Exercise directions
Reproduce the records below, substituting "nav-label" for each occurrence of "sidebar-item-label" and leaving everything else unchanged.

---------- Data for this exercise

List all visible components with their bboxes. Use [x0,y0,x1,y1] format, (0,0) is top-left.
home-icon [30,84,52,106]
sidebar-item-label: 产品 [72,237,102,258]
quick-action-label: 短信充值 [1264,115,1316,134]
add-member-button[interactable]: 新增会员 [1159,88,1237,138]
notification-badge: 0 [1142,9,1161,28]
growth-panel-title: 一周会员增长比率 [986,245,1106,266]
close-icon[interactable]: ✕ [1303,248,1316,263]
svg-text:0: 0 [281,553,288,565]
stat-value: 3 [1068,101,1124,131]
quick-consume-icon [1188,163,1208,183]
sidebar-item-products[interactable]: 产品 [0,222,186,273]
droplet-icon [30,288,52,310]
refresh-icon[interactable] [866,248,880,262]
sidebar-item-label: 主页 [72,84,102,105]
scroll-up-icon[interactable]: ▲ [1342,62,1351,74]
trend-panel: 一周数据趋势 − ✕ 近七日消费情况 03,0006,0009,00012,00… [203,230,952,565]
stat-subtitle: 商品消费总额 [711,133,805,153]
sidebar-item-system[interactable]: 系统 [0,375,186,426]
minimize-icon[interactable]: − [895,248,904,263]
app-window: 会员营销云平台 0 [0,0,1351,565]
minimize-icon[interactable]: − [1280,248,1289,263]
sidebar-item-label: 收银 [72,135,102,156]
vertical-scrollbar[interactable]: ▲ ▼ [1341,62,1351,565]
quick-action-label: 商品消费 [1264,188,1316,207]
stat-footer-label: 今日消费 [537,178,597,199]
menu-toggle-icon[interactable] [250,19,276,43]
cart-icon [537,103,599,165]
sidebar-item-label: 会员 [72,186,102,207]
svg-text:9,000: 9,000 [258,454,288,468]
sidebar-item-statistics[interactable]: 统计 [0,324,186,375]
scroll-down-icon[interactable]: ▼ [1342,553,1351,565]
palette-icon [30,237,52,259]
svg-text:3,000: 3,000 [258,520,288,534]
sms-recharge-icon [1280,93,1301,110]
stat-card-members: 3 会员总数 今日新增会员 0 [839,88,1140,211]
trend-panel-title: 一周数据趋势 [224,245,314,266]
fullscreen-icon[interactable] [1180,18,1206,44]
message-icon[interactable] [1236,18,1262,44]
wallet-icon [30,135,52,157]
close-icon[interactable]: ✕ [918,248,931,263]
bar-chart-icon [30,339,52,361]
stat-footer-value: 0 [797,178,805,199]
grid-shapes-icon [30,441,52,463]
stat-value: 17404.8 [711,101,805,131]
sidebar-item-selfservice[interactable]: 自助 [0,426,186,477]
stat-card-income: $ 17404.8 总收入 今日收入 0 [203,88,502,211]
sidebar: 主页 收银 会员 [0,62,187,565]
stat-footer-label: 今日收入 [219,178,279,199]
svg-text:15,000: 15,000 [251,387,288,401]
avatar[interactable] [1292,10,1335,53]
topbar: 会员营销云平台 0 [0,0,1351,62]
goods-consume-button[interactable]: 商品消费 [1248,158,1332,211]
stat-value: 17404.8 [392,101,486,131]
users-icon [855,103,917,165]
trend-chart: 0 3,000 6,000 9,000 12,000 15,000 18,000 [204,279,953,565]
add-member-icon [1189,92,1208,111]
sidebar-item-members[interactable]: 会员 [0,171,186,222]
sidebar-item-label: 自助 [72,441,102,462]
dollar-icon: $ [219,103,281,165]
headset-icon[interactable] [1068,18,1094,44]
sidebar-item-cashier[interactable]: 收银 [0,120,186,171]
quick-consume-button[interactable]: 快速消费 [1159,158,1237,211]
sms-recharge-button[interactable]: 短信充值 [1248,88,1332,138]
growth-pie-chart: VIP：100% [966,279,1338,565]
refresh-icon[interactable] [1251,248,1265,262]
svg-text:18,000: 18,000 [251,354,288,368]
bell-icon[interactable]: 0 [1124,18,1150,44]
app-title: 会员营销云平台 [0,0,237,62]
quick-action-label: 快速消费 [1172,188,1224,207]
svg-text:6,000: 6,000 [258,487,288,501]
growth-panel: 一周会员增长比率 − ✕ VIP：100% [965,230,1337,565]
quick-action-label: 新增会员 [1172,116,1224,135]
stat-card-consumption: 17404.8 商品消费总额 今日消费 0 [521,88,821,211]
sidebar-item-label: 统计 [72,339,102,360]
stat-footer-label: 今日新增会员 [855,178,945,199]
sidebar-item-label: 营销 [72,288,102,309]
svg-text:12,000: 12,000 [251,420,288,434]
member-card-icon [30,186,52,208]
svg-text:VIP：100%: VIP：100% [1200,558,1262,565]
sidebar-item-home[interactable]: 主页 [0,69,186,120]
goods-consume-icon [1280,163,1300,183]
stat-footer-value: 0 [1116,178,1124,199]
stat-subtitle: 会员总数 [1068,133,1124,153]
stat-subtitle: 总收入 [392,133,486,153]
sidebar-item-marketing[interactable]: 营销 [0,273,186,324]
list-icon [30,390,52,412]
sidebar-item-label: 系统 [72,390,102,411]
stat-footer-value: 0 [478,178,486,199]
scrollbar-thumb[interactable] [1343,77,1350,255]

--------------------

Exercise solution
List all visible components with their bboxes. Use [x0,y0,x1,y1] format, (0,0) is top-left.
home-icon [30,84,52,106]
nav-label: 产品 [72,237,102,258]
quick-action-label: 短信充值 [1264,115,1316,134]
add-member-button[interactable]: 新增会员 [1159,88,1237,138]
notification-badge: 0 [1142,9,1161,28]
growth-panel-title: 一周会员增长比率 [986,245,1106,266]
close-icon[interactable]: ✕ [1303,248,1316,263]
svg-text:0: 0 [281,553,288,565]
stat-value: 3 [1068,101,1124,131]
quick-consume-icon [1188,163,1208,183]
sidebar-item-products[interactable]: 产品 [0,222,186,273]
droplet-icon [30,288,52,310]
refresh-icon[interactable] [866,248,880,262]
nav-label: 主页 [72,84,102,105]
scroll-up-icon[interactable]: ▲ [1342,62,1351,74]
trend-panel: 一周数据趋势 − ✕ 近七日消费情况 03,0006,0009,00012,00… [203,230,952,565]
stat-subtitle: 商品消费总额 [711,133,805,153]
sidebar-item-system[interactable]: 系统 [0,375,186,426]
minimize-icon[interactable]: − [895,248,904,263]
app-window: 会员营销云平台 0 [0,0,1351,565]
minimize-icon[interactable]: − [1280,248,1289,263]
nav-label: 收银 [72,135,102,156]
vertical-scrollbar[interactable]: ▲ ▼ [1341,62,1351,565]
quick-action-label: 商品消费 [1264,188,1316,207]
stat-footer-label: 今日消费 [537,178,597,199]
menu-toggle-icon[interactable] [250,19,276,43]
cart-icon [537,103,599,165]
nav-label: 会员 [72,186,102,207]
svg-text:9,000: 9,000 [258,454,288,468]
sidebar-item-statistics[interactable]: 统计 [0,324,186,375]
scroll-down-icon[interactable]: ▼ [1342,553,1351,565]
palette-icon [30,237,52,259]
svg-text:3,000: 3,000 [258,520,288,534]
sms-recharge-icon [1280,93,1301,110]
stat-card-members: 3 会员总数 今日新增会员 0 [839,88,1140,211]
trend-panel-title: 一周数据趋势 [224,245,314,266]
fullscreen-icon[interactable] [1180,18,1206,44]
message-icon[interactable] [1236,18,1262,44]
wallet-icon [30,135,52,157]
close-icon[interactable]: ✕ [918,248,931,263]
bar-chart-icon [30,339,52,361]
stat-footer-value: 0 [797,178,805,199]
grid-shapes-icon [30,441,52,463]
stat-value: 17404.8 [711,101,805,131]
sidebar-item-selfservice[interactable]: 自助 [0,426,186,477]
stat-card-income: $ 17404.8 总收入 今日收入 0 [203,88,502,211]
sidebar: 主页 收银 会员 [0,62,187,565]
stat-footer-label: 今日收入 [219,178,279,199]
svg-text:15,000: 15,000 [251,387,288,401]
avatar[interactable] [1292,10,1335,53]
topbar: 会员营销云平台 0 [0,0,1351,62]
goods-consume-button[interactable]: 商品消费 [1248,158,1332,211]
stat-value: 17404.8 [392,101,486,131]
users-icon [855,103,917,165]
trend-chart: 0 3,000 6,000 9,000 12,000 15,000 18,000 [204,279,953,565]
add-member-icon [1189,92,1208,111]
sidebar-item-members[interactable]: 会员 [0,171,186,222]
nav-label: 自助 [72,441,102,462]
dollar-icon: $ [219,103,281,165]
headset-icon[interactable] [1068,18,1094,44]
sidebar-item-cashier[interactable]: 收银 [0,120,186,171]
quick-consume-button[interactable]: 快速消费 [1159,158,1237,211]
sms-recharge-button[interactable]: 短信充值 [1248,88,1332,138]
growth-pie-chart: VIP：100% [966,279,1338,565]
refresh-icon[interactable] [1251,248,1265,262]
svg-text:18,000: 18,000 [251,354,288,368]
bell-icon[interactable]: 0 [1124,18,1150,44]
app-title: 会员营销云平台 [0,0,237,62]
quick-action-label: 快速消费 [1172,188,1224,207]
svg-text:6,000: 6,000 [258,487,288,501]
growth-panel: 一周会员增长比率 − ✕ VIP：100% [965,230,1337,565]
quick-action-label: 新增会员 [1172,116,1224,135]
stat-card-consumption: 17404.8 商品消费总额 今日消费 0 [521,88,821,211]
nav-label: 统计 [72,339,102,360]
stat-footer-label: 今日新增会员 [855,178,945,199]
nav-label: 营销 [72,288,102,309]
svg-text:12,000: 12,000 [251,420,288,434]
member-card-icon [30,186,52,208]
svg-text:VIP：100%: VIP：100% [1200,558,1262,565]
sidebar-item-home[interactable]: 主页 [0,69,186,120]
goods-consume-icon [1280,163,1300,183]
stat-footer-value: 0 [1116,178,1124,199]
stat-subtitle: 会员总数 [1068,133,1124,153]
stat-subtitle: 总收入 [392,133,486,153]
sidebar-item-marketing[interactable]: 营销 [0,273,186,324]
list-icon [30,390,52,412]
nav-label: 系统 [72,390,102,411]
stat-footer-value: 0 [478,178,486,199]
scrollbar-thumb[interactable] [1343,77,1350,255]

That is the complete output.